*WHAT YOU ARE ASKED TO DO*. Locate the word "backend" in the data below, then copy every line that holds it.

Stored entries:
────────────────────────────────────────

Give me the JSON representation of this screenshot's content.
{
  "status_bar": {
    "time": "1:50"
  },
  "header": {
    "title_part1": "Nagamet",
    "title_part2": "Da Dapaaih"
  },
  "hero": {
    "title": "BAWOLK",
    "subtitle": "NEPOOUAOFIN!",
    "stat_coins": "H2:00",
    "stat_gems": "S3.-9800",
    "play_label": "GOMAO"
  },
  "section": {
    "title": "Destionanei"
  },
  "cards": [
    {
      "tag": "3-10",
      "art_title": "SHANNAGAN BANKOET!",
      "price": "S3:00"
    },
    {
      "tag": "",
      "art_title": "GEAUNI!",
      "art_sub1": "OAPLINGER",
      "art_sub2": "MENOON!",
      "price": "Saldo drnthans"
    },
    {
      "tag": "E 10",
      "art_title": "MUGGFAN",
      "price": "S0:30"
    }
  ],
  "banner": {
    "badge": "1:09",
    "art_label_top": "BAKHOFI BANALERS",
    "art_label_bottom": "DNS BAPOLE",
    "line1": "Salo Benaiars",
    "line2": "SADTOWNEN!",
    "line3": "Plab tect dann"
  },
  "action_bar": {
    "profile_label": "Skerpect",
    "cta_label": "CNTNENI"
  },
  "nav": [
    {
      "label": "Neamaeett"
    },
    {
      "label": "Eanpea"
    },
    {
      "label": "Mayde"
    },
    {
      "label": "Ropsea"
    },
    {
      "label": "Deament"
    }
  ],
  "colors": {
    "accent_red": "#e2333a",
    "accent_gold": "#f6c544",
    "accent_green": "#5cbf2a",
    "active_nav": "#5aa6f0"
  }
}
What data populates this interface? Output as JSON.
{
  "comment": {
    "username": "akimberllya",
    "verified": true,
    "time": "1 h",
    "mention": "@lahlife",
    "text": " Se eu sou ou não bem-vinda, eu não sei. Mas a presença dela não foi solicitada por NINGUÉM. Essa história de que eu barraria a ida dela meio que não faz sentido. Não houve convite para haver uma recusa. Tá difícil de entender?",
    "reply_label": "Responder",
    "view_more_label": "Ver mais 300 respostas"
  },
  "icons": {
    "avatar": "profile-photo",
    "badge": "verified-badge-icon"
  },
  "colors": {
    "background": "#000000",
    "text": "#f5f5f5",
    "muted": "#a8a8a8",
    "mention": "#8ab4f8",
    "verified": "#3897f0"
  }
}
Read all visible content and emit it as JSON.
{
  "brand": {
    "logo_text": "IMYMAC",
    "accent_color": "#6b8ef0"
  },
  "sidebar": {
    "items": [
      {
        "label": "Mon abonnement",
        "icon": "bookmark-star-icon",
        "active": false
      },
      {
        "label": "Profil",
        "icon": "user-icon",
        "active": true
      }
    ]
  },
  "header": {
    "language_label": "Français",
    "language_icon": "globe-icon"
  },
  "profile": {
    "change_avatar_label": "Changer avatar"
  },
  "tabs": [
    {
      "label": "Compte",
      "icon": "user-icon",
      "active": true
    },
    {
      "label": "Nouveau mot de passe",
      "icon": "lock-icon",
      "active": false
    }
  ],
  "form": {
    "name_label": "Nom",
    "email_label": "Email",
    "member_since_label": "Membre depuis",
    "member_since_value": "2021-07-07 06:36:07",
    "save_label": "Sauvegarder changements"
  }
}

────────────────────────────────────────

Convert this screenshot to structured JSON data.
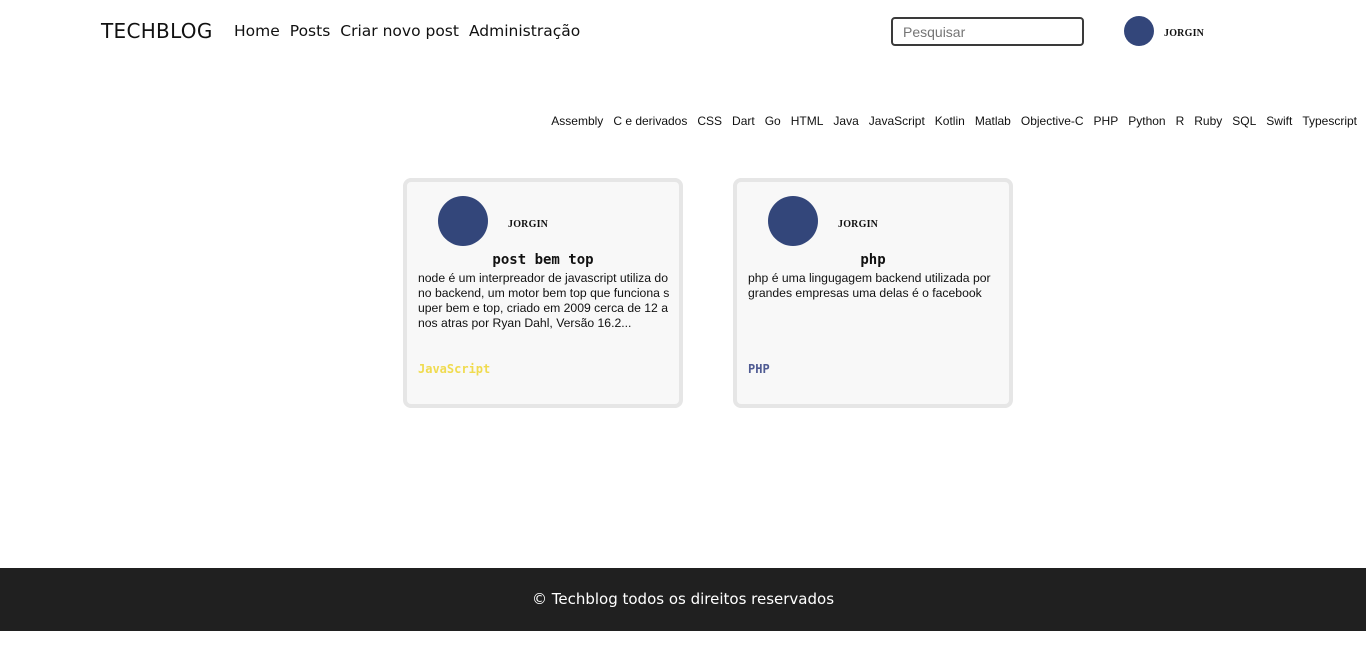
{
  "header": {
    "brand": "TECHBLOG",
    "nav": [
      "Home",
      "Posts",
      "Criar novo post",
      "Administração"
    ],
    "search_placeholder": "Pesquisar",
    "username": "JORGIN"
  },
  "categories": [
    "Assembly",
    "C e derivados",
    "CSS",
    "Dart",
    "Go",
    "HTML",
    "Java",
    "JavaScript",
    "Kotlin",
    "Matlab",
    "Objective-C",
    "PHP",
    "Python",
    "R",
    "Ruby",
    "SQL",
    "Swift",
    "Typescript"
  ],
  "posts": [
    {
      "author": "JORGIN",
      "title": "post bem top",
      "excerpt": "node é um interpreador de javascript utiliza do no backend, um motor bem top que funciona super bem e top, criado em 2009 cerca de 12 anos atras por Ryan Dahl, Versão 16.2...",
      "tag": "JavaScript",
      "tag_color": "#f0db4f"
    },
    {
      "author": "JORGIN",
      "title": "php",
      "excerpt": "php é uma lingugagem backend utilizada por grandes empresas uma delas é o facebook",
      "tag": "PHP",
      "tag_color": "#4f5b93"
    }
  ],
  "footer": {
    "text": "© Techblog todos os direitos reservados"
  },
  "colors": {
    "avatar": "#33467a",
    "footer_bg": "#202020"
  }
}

────────────────────────────────────────

*RESPONSE*.
      "excerpt": "node é um interpreador de javascript utiliza do no backend, um motor bem top que funciona super bem e top, criado em 2009 cerca de 12 anos atras por Ryan Dahl, Versão 16.2...",
      "excerpt": "php é uma lingugagem backend utilizada por grandes empresas uma delas é o facebook",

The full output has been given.